• [Task requirements]
• a. Decide whether each statement below agrees with the passage on Delphin Enjolras. Answer yes or no for each and quote the deciding words of the passage. (i) Enjolras was born in Paris. (ii) Enjolras was elected a member of the Société des Artistes Français in 1901. (iii) Most of his pastels exhibited at the Salon from 1890 depicted Eastern interiors.
• b. Rewrite the passage on Delphin Enjolras, starting with "Delphin Enjolras mastered" and going on through "de Le Puy-en-Velay.", and rename "Enjolras" as "Delphin" throughout.
• c. According to the passage on Delphin Enjolras, who taught him at the Ecole de Dessin in Paris?

• [Reading passage]
Delphin Enjolras mastered the medium of pastel to perfection though he was equally adept working in watercolour, gouache and oil. Known for his dazzling studies of beautiful young women engaged in domestic activities, he also portrayed a number of Orientalist subjects, genre scenes and society portraits. In addition Enjolras painted some city views as well as beautiful landscapes such as ‘La Provinciale’ at the Musée Calvet d’Avignon and ‘Le Donjon de Polignac’ at the Musée de Le Puy-en-Velay.
Enjolras was born on 13th May 1857 in the historic town of Coucouron in the Ardèche. His formal artistic training began in Paris at the Ecole des Beaux-Arts under the esteemed Salon painter Jean-Léon Gérôme (1824-1904) whose highly finished academic style and Oriental scenes enjoyed great popularity and set a fashion for others to follow. Enjolras also studied with Pascal Adolphe Jean Dagnan-Bouveret (1852-1929) and Gustave Claude Etienne Courtois (1853-1923) and is recorded as having furthered his artistic education at the Ecole de Dessin in Paris under Gaston Gérard (b. 1859). Having made his debut at the Société des Artistes Français in 1889 he was elected a member in 1901 and continued to show works with the Société up until 1909.
His early style owed much to his training under Gérôme and was expressed by a number of intimate portrayals of female models often lying in abandon on a couch within an Eastern interior. However the majority of his works in pastel, exhibited at the Salon from 1890 tended to focus on more contemporary bourgeois settings of which the present work is typical. As here, the artist often placed the same beautiful dark haired model in a darkened interior, illuminated by lamp light in her boudoir. The model, like many others is engaged in reading a letter, while at other times she reads a book or may be sewing, dressing, arranging flowers or engaged in similar domestic pursuits. Enjolras used light to create atmosphere, often highlighting the figure’s exposed skin and silken diaphanous drapery. Sometimes he placed his figures against an open window or on a moonlight terrace hung with lanterns. Less frequently he portrayed his figures en plein air, such as his oil ‘Baigneuses aux Cygnes’, portraying two semi-nude women beside swans and water (illustrated in G. Schurr and P. Cabanne, “Dictionnaire des Petits Maîtres de la Peinture”, 2003).

• [Excerpted records]

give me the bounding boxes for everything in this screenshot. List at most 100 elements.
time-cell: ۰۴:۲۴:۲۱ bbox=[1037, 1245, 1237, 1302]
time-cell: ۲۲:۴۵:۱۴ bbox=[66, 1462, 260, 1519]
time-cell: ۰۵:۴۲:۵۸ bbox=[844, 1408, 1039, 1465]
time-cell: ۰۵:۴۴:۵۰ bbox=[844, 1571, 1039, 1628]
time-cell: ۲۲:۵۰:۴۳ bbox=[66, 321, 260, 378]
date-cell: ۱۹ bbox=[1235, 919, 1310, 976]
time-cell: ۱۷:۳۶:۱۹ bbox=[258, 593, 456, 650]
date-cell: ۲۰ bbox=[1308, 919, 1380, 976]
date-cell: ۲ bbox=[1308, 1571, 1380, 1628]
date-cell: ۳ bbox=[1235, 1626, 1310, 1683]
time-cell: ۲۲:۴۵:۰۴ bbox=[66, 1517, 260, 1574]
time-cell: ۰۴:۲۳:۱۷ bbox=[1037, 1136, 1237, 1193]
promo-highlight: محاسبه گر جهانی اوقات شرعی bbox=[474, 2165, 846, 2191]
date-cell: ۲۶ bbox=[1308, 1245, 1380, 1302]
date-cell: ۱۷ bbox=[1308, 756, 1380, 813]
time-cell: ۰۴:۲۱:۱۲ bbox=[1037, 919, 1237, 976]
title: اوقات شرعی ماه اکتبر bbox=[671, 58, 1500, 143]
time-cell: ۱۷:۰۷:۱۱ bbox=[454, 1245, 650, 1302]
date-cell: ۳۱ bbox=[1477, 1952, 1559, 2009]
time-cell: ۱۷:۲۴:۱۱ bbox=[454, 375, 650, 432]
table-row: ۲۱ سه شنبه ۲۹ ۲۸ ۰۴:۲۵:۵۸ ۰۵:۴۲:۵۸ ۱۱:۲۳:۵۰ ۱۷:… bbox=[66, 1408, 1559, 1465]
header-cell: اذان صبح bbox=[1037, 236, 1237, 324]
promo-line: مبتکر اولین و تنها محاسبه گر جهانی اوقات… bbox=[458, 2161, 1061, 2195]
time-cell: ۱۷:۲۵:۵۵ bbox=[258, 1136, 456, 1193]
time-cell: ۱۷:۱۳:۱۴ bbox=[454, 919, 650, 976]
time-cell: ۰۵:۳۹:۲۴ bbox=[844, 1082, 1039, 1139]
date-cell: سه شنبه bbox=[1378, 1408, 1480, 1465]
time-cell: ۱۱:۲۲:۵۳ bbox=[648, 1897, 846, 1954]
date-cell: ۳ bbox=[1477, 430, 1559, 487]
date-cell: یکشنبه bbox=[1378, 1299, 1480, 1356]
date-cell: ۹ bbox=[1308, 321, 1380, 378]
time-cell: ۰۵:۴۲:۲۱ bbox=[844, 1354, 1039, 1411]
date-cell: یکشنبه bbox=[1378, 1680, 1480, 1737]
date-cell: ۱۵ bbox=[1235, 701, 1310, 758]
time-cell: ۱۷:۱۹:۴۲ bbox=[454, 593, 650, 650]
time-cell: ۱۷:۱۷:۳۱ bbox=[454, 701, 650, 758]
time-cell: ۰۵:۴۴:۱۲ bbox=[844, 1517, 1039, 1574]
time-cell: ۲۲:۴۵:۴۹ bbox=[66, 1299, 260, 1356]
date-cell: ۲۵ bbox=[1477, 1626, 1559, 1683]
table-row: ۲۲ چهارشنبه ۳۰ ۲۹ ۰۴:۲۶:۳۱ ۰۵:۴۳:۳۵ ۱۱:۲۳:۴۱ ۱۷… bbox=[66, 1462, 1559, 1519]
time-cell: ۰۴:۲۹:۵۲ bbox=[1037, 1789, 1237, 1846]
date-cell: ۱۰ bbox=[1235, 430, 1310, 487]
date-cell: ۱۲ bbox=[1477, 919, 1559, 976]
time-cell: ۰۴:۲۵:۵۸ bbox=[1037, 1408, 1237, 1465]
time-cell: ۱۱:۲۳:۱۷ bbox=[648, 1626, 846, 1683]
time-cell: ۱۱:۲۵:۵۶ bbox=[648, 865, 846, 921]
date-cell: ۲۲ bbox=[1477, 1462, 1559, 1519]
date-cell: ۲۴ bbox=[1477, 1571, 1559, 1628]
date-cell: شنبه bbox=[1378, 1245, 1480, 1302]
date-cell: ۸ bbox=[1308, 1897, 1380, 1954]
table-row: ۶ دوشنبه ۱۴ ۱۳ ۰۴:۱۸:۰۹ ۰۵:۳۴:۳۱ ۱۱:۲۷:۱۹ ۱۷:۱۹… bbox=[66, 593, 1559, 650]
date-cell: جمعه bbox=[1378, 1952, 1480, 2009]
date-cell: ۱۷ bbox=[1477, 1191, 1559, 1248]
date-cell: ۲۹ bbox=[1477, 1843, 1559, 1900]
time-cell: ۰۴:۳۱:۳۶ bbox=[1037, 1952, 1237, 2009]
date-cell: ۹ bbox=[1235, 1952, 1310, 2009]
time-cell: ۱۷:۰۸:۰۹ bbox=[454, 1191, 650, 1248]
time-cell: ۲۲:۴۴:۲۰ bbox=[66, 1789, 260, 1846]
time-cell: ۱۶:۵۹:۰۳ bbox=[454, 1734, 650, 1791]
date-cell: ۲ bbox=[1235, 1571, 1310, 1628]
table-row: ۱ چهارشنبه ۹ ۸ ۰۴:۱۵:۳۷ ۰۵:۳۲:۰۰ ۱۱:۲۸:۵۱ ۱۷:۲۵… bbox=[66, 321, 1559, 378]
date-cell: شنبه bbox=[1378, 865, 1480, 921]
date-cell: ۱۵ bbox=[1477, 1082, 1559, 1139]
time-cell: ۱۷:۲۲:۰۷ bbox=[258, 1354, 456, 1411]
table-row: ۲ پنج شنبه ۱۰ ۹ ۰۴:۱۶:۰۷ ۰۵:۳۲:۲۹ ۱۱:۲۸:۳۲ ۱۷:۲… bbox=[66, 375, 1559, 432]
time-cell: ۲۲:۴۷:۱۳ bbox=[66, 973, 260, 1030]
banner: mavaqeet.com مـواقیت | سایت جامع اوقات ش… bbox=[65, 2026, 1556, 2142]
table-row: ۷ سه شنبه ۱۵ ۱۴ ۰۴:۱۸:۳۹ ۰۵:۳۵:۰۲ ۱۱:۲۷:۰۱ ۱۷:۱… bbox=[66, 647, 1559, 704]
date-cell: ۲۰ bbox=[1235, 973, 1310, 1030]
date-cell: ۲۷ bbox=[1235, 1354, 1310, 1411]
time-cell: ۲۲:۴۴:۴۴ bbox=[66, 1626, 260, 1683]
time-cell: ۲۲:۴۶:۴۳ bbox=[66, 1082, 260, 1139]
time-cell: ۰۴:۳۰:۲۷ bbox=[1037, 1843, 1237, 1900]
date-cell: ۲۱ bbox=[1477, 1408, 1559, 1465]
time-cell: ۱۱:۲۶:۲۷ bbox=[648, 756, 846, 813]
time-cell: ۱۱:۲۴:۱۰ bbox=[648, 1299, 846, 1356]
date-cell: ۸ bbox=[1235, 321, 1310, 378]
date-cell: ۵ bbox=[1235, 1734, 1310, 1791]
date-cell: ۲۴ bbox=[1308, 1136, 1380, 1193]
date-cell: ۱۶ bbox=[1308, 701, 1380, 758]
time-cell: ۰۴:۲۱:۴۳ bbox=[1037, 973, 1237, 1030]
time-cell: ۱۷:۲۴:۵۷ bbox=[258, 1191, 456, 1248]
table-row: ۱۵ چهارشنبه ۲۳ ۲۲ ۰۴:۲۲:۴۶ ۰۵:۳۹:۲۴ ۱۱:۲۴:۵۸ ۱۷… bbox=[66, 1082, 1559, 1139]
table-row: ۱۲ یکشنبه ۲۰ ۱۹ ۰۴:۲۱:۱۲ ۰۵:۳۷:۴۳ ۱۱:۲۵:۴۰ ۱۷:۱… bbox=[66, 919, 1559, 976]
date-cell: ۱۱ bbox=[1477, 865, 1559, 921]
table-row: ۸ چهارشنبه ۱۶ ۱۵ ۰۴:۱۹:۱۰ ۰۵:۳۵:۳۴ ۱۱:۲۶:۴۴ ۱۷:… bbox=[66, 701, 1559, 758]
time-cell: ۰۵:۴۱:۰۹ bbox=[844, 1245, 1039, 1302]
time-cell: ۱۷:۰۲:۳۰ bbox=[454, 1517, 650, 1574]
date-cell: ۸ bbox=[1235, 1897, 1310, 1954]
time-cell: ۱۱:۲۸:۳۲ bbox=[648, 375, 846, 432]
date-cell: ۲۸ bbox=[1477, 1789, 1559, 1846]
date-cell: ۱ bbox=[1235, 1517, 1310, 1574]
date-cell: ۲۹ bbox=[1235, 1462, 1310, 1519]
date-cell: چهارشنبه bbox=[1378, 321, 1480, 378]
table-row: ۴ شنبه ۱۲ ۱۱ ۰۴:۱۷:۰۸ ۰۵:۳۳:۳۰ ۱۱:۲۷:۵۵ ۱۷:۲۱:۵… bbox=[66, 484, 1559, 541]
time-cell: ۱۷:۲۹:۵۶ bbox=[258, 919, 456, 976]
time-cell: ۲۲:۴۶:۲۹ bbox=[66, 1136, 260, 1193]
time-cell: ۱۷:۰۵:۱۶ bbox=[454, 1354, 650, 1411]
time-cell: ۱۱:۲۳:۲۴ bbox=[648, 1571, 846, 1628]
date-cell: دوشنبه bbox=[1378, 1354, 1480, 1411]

• [Answers given]
• a.
(i) No: "Enjolras was born on 13th May 1857 in the historic town of Coucouron in the Ardèche."
(ii) Yes: "he was elected a member in 1901"
(iii) No: "the majority of his works in pastel, exhibited at the Salon from 1890 tended to focus on more contemporary bourgeois settings"

• b.
Delphin Delphin mastered the medium of pastel to perfection though he was equally adept working in watercolour, gouache and oil. Known for his dazzling studies of beautiful young women engaged in domestic activities, he also portrayed a number of Orientalist subjects, genre scenes and society portraits. In addition Delphin painted some city views as well as beautiful landscapes such as ‘La Provinciale’ at the Musée Calvet d’Avignon and ‘Le Donjon de Polignac’ at the Musée de Le Puy-en-Velay.

• c. Gaston Gérard